**Figure record extracts:**
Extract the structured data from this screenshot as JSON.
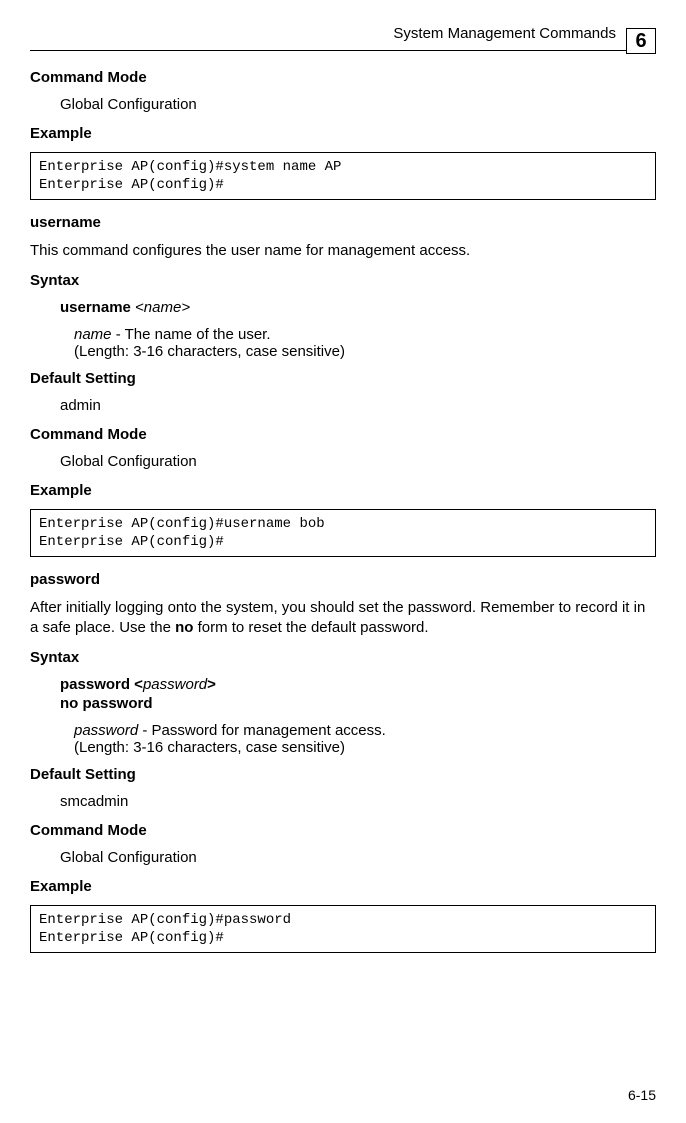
{
  "header": {
    "title": "System Management Commands",
    "chapter": "6"
  },
  "s1": {
    "h1": "Command Mode",
    "t1": "Global Configuration",
    "h2": "Example",
    "code": "Enterprise AP(config)#system name AP\nEnterprise AP(config)#"
  },
  "s2": {
    "cmd": "username",
    "desc": "This command configures the user name for management access.",
    "h_syntax": "Syntax",
    "syn_bold": "username",
    "syn_ital": "<name>",
    "param_ital": "name",
    "param_rest": " - The name of the user.",
    "param_len": "(Length: 3-16 characters, case sensitive)",
    "h_def": "Default Setting",
    "def_val": "admin",
    "h_mode": "Command Mode",
    "mode_val": "Global Configuration",
    "h_ex": "Example",
    "code": "Enterprise AP(config)#username bob\nEnterprise AP(config)#"
  },
  "s3": {
    "cmd": "password",
    "desc1": "After initially logging onto the system, you should set the password. Remember to record it in a safe place. Use the ",
    "desc_bold": "no",
    "desc2": " form to reset the default password.",
    "h_syntax": "Syntax",
    "syn1_bold": "password <",
    "syn1_ital": "password",
    "syn1_bold2": ">",
    "syn2": "no password",
    "param_ital": "password",
    "param_rest": " - Password for management access.",
    "param_len": "(Length: 3-16 characters, case sensitive)",
    "h_def": "Default Setting",
    "def_val": "smcadmin",
    "h_mode": "Command Mode",
    "mode_val": "Global Configuration",
    "h_ex": "Example",
    "code": "Enterprise AP(config)#password\nEnterprise AP(config)#"
  },
  "page_num": "6-15"
}
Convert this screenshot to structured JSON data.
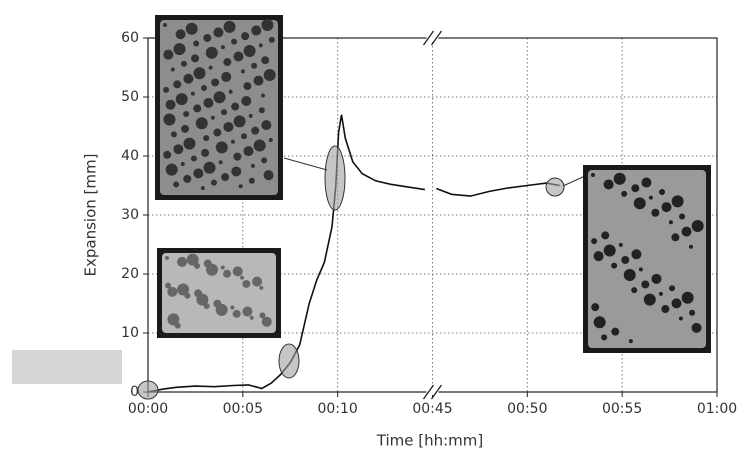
{
  "chart_data": {
    "type": "line",
    "x_label": "Time [hh:mm]",
    "y_label": "Expansion [mm]",
    "xlim": [
      0,
      60
    ],
    "x_break": [
      15,
      45
    ],
    "xticks": [
      {
        "value": 0,
        "label": "00:00"
      },
      {
        "value": 5,
        "label": "00:05"
      },
      {
        "value": 10,
        "label": "00:10"
      },
      {
        "value": 45,
        "label": "00:45"
      },
      {
        "value": 50,
        "label": "00:50"
      },
      {
        "value": 55,
        "label": "00:55"
      },
      {
        "value": 60,
        "label": "01:00"
      }
    ],
    "ylim": [
      0,
      60
    ],
    "yticks": [
      0,
      10,
      20,
      30,
      40,
      50,
      60
    ],
    "grid": true,
    "series": [
      {
        "color": "#111111",
        "x": [
          0,
          0.8,
          1.5,
          2.5,
          3.5,
          4.5,
          5.3,
          6.0,
          6.5,
          7.0,
          7.5,
          8.0,
          8.5,
          8.9,
          9.3,
          9.7,
          9.9,
          10.05,
          10.2,
          10.4,
          10.8,
          11.3,
          12.0,
          12.8,
          13.6,
          14.6,
          null,
          45.2,
          46.0,
          47.0,
          48.0,
          49.0,
          50.0,
          51.0,
          51.7
        ],
        "values": [
          0,
          0.5,
          0.8,
          1,
          0.9,
          1.1,
          1.2,
          0.6,
          1.5,
          3,
          5,
          8,
          15,
          19,
          22,
          28,
          35,
          44,
          47,
          43,
          39,
          37,
          35.8,
          35.2,
          34.8,
          34.3,
          null,
          34.5,
          33.5,
          33.2,
          34,
          34.6,
          35,
          35.4,
          35
        ]
      }
    ]
  }
}
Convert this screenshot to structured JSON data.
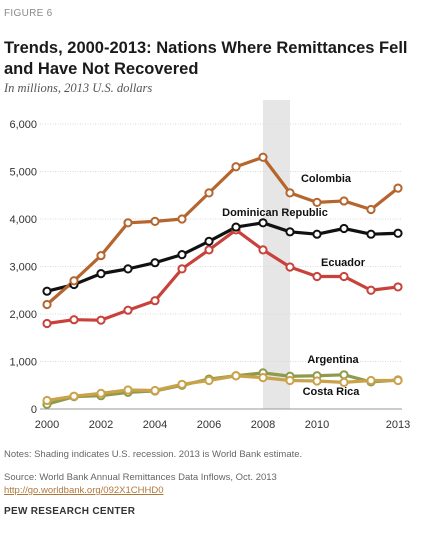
{
  "figure_label": "FIGURE 6",
  "title": "Trends, 2000-2013: Nations Where Remittances Fell and Have Not Recovered",
  "subtitle": "In millions, 2013 U.S. dollars",
  "notes": "Notes: Shading indicates U.S. recession. 2013 is World Bank estimate.",
  "source": "Source: World Bank Annual Remittances Data Inflows, Oct. 2013",
  "link": "http://go.worldbank.org/092X1CHHD0",
  "org": "PEW RESEARCH CENTER",
  "chart_data": {
    "type": "line",
    "title": "Trends, 2000-2013: Nations Where Remittances Fell and Have Not Recovered",
    "ylabel": "In millions, 2013 U.S. dollars",
    "xlabel": "",
    "x": [
      2000,
      2001,
      2002,
      2003,
      2004,
      2005,
      2006,
      2007,
      2008,
      2009,
      2010,
      2011,
      2012,
      2013
    ],
    "xticks": [
      "2000",
      "2002",
      "2004",
      "2006",
      "2008",
      "2010",
      "2013"
    ],
    "xtick_values": [
      2000,
      2002,
      2004,
      2006,
      2008,
      2010,
      2013
    ],
    "yticks": [
      "0",
      "1,000",
      "2,000",
      "3,000",
      "4,000",
      "5,000",
      "6,000"
    ],
    "ylim": [
      0,
      6000
    ],
    "grid": true,
    "shaded_region": [
      2008,
      2009
    ],
    "series": [
      {
        "name": "Colombia",
        "color": "#b5652e",
        "values": [
          2200,
          2700,
          3230,
          3920,
          3950,
          4000,
          4550,
          5100,
          5300,
          4550,
          4350,
          4380,
          4200,
          4650
        ]
      },
      {
        "name": "Dominican Republic",
        "color": "#111111",
        "values": [
          2480,
          2620,
          2850,
          2950,
          3080,
          3250,
          3530,
          3830,
          3920,
          3730,
          3680,
          3800,
          3680,
          3700
        ]
      },
      {
        "name": "Ecuador",
        "color": "#c8413a",
        "values": [
          1800,
          1880,
          1870,
          2080,
          2280,
          2950,
          3350,
          3770,
          3350,
          2990,
          2790,
          2790,
          2500,
          2570
        ]
      },
      {
        "name": "Argentina",
        "color": "#8f9a4a",
        "values": [
          100,
          260,
          280,
          350,
          380,
          500,
          630,
          700,
          760,
          690,
          700,
          720,
          570,
          610
        ]
      },
      {
        "name": "Costa Rica",
        "color": "#c9a24a",
        "values": [
          180,
          270,
          330,
          400,
          390,
          520,
          600,
          700,
          660,
          600,
          590,
          560,
          600,
          600
        ]
      }
    ],
    "labels": [
      {
        "text": "Colombia",
        "series": "Colombia"
      },
      {
        "text": "Dominican Republic",
        "series": "Dominican Republic"
      },
      {
        "text": "Ecuador",
        "series": "Ecuador"
      },
      {
        "text": "Argentina",
        "series": "Argentina"
      },
      {
        "text": "Costa Rica",
        "series": "Costa Rica"
      }
    ]
  }
}
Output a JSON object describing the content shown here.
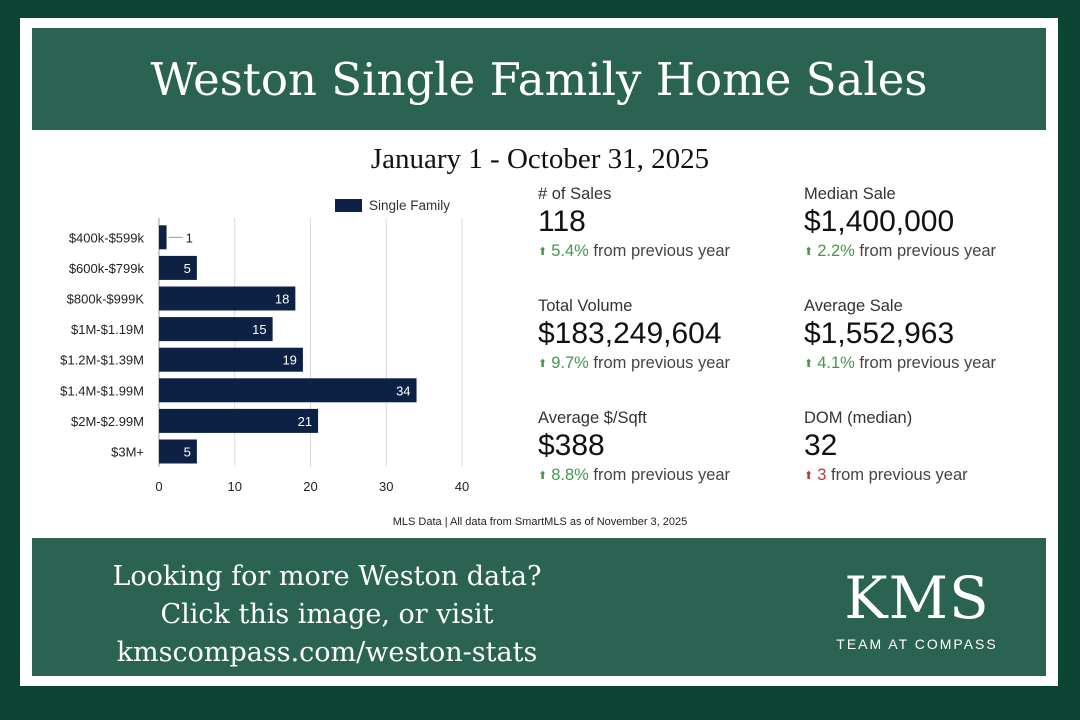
{
  "header": {
    "title": "Weston Single Family Home Sales"
  },
  "date_range": "January 1 - October 31, 2025",
  "chart_data": {
    "type": "bar",
    "orientation": "horizontal",
    "categories": [
      "$400k-$599k",
      "$600k-$799k",
      "$800k-$999K",
      "$1M-$1.19M",
      "$1.2M-$1.39M",
      "$1.4M-$1.99M",
      "$2M-$2.99M",
      "$3M+"
    ],
    "series": [
      {
        "name": "Single Family",
        "values": [
          1,
          5,
          18,
          15,
          19,
          34,
          21,
          5
        ]
      }
    ],
    "xlim": [
      0,
      40
    ],
    "xticks": [
      0,
      10,
      20,
      30,
      40
    ],
    "grid": true,
    "legend": "top",
    "color": "#0d2145"
  },
  "stats": [
    {
      "label": "# of Sales",
      "value": "118",
      "direction": "up",
      "pct": "5.4%",
      "suffix": "from previous year"
    },
    {
      "label": "Median Sale",
      "value": "$1,400,000",
      "direction": "up",
      "pct": "2.2%",
      "suffix": "from previous year"
    },
    {
      "label": "Total Volume",
      "value": "$183,249,604",
      "direction": "up",
      "pct": "9.7%",
      "suffix": "from previous year"
    },
    {
      "label": "Average Sale",
      "value": "$1,552,963",
      "direction": "up",
      "pct": "4.1%",
      "suffix": "from previous year"
    },
    {
      "label": "Average $/Sqft",
      "value": "$388",
      "direction": "up",
      "pct": "8.8%",
      "suffix": "from previous year"
    },
    {
      "label": "DOM (median)",
      "value": "32",
      "direction": "down",
      "pct": "3",
      "suffix": "from previous year"
    }
  ],
  "source_note": "MLS Data | All data from SmartMLS as of November 3, 2025",
  "footer": {
    "cta_lines": [
      "Looking for more Weston data?",
      "Click this image, or visit",
      "kmscompass.com/weston-stats"
    ],
    "logo_mark": "KMS",
    "logo_tag": "TEAM AT COMPASS"
  },
  "colors": {
    "background": "#0c4533",
    "banner": "#2a6352",
    "bar": "#0d2145",
    "up": "#3f9a4a",
    "down": "#c0392b"
  }
}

**What you should do:** List all lines above in which the string "Rica" appears.

**Expected answer:**
        "name": "Costa Rica",
        "text": "Costa Rica",
        "series": "Costa Rica"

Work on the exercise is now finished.